Dataset entries start
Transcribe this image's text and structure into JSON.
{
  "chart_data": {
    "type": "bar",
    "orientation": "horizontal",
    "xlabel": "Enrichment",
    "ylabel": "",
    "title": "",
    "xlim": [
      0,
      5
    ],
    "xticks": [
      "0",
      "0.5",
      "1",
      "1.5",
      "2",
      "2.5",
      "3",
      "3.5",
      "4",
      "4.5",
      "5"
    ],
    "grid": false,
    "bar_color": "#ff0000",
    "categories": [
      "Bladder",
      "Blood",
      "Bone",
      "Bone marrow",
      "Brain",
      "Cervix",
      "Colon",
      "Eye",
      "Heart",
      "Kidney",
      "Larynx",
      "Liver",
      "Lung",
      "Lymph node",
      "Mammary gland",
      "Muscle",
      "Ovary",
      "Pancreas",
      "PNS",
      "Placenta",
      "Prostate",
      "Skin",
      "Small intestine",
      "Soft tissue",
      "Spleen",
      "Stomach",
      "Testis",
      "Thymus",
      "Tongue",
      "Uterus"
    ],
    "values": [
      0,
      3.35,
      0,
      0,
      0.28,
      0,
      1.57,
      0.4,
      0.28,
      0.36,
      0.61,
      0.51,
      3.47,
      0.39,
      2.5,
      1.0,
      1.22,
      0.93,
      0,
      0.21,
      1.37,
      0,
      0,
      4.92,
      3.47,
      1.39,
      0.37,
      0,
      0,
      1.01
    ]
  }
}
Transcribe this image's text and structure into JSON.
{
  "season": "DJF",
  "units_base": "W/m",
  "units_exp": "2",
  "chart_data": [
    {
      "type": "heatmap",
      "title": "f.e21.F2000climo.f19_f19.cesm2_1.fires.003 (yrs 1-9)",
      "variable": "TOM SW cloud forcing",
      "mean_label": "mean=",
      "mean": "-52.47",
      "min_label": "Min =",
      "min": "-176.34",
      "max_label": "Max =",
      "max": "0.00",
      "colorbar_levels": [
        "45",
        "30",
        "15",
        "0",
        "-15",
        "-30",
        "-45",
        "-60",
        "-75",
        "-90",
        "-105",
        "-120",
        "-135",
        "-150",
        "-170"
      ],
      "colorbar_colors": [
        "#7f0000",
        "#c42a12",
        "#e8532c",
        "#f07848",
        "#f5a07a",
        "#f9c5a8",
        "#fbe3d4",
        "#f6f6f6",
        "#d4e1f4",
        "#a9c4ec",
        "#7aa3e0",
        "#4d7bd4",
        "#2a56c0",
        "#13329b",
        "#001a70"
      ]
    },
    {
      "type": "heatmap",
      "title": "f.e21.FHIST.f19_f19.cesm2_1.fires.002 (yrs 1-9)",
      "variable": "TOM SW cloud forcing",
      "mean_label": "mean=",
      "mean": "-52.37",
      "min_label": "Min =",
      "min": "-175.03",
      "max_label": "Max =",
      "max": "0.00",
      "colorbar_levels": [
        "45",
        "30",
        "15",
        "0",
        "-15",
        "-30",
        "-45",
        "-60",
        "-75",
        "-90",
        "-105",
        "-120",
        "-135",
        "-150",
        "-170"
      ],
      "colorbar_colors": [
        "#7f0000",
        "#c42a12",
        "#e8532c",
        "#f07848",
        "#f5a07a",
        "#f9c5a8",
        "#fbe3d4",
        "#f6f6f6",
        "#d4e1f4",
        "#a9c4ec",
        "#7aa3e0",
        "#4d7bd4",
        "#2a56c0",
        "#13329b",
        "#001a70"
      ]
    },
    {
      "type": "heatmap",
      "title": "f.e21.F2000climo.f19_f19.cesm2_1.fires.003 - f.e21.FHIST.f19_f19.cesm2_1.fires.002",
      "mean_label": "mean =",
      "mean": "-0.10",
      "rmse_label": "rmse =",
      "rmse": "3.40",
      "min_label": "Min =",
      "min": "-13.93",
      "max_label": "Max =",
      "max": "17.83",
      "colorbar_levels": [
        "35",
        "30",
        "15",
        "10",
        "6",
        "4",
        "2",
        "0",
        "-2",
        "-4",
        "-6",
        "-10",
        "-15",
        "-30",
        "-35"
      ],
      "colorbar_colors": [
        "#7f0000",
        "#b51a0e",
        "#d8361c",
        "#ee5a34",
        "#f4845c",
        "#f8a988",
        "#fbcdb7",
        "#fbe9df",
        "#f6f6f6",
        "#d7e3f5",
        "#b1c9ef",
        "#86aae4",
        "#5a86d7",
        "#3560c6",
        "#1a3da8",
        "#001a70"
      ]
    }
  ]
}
Dataset entries end
Copy out all of the records shown above exactly.

• [Result]:
Transcribe this image's text and structure into JSON.
{
  "chart_data": {
    "type": "bar",
    "orientation": "horizontal",
    "xlabel": "Enrichment",
    "ylabel": "",
    "title": "",
    "xlim": [
      0,
      5
    ],
    "xticks": [
      "0",
      "0.5",
      "1",
      "1.5",
      "2",
      "2.5",
      "3",
      "3.5",
      "4",
      "4.5",
      "5"
    ],
    "grid": false,
    "bar_color": "#ff0000",
    "categories": [
      "Bladder",
      "Blood",
      "Bone",
      "Bone marrow",
      "Brain",
      "Cervix",
      "Colon",
      "Eye",
      "Heart",
      "Kidney",
      "Larynx",
      "Liver",
      "Lung",
      "Lymph node",
      "Mammary gland",
      "Muscle",
      "Ovary",
      "Pancreas",
      "PNS",
      "Placenta",
      "Prostate",
      "Skin",
      "Small intestine",
      "Soft tissue",
      "Spleen",
      "Stomach",
      "Testis",
      "Thymus",
      "Tongue",
      "Uterus"
    ],
    "values": [
      0,
      3.35,
      0,
      0,
      0.28,
      0,
      1.57,
      0.4,
      0.28,
      0.36,
      0.61,
      0.51,
      3.47,
      0.39,
      2.5,
      1.0,
      1.22,
      0.93,
      0,
      0.21,
      1.37,
      0,
      0,
      4.92,
      3.47,
      1.39,
      0.37,
      0,
      0,
      1.01
    ]
  }
}
Transcribe this image's text and structure into JSON.
{
  "season": "DJF",
  "units_base": "W/m",
  "units_exp": "2",
  "chart_data": [
    {
      "type": "heatmap",
      "title": "f.e21.F2000climo.f19_f19.cesm2_1.fires.003 (yrs 1-9)",
      "variable": "TOM SW cloud forcing",
      "mean_label": "mean=",
      "mean": "-52.47",
      "min_label": "Min =",
      "min": "-176.34",
      "max_label": "Max =",
      "max": "0.00",
      "colorbar_levels": [
        "45",
        "30",
        "15",
        "0",
        "-15",
        "-30",
        "-45",
        "-60",
        "-75",
        "-90",
        "-105",
        "-120",
        "-135",
        "-150",
        "-170"
      ],
      "colorbar_colors": [
        "#7f0000",
        "#c42a12",
        "#e8532c",
        "#f07848",
        "#f5a07a",
        "#f9c5a8",
        "#fbe3d4",
        "#f6f6f6",
        "#d4e1f4",
        "#a9c4ec",
        "#7aa3e0",
        "#4d7bd4",
        "#2a56c0",
        "#13329b",
        "#001a70"
      ]
    },
    {
      "type": "heatmap",
      "title": "f.e21.FHIST.f19_f19.cesm2_1.fires.002 (yrs 1-9)",
      "variable": "TOM SW cloud forcing",
      "mean_label": "mean=",
      "mean": "-52.37",
      "min_label": "Min =",
      "min": "-175.03",
      "max_label": "Max =",
      "max": "0.00",
      "colorbar_levels": [
        "45",
        "30",
        "15",
        "0",
        "-15",
        "-30",
        "-45",
        "-60",
        "-75",
        "-90",
        "-105",
        "-120",
        "-135",
        "-150",
        "-170"
      ],
      "colorbar_colors": [
        "#7f0000",
        "#c42a12",
        "#e8532c",
        "#f07848",
        "#f5a07a",
        "#f9c5a8",
        "#fbe3d4",
        "#f6f6f6",
        "#d4e1f4",
        "#a9c4ec",
        "#7aa3e0",
        "#4d7bd4",
        "#2a56c0",
        "#13329b",
        "#001a70"
      ]
    },
    {
      "type": "heatmap",
      "title": "f.e21.F2000climo.f19_f19.cesm2_1.fires.003 - f.e21.FHIST.f19_f19.cesm2_1.fires.002",
      "mean_label": "mean =",
      "mean": "-0.10",
      "rmse_label": "rmse =",
      "rmse": "3.40",
      "min_label": "Min =",
      "min": "-13.93",
      "max_label": "Max =",
      "max": "17.83",
      "colorbar_levels": [
        "35",
        "30",
        "15",
        "10",
        "6",
        "4",
        "2",
        "0",
        "-2",
        "-4",
        "-6",
        "-10",
        "-15",
        "-30",
        "-35"
      ],
      "colorbar_colors": [
        "#7f0000",
        "#b51a0e",
        "#d8361c",
        "#ee5a34",
        "#f4845c",
        "#f8a988",
        "#fbcdb7",
        "#fbe9df",
        "#f6f6f6",
        "#d7e3f5",
        "#b1c9ef",
        "#86aae4",
        "#5a86d7",
        "#3560c6",
        "#1a3da8",
        "#001a70"
      ]
    }
  ]
}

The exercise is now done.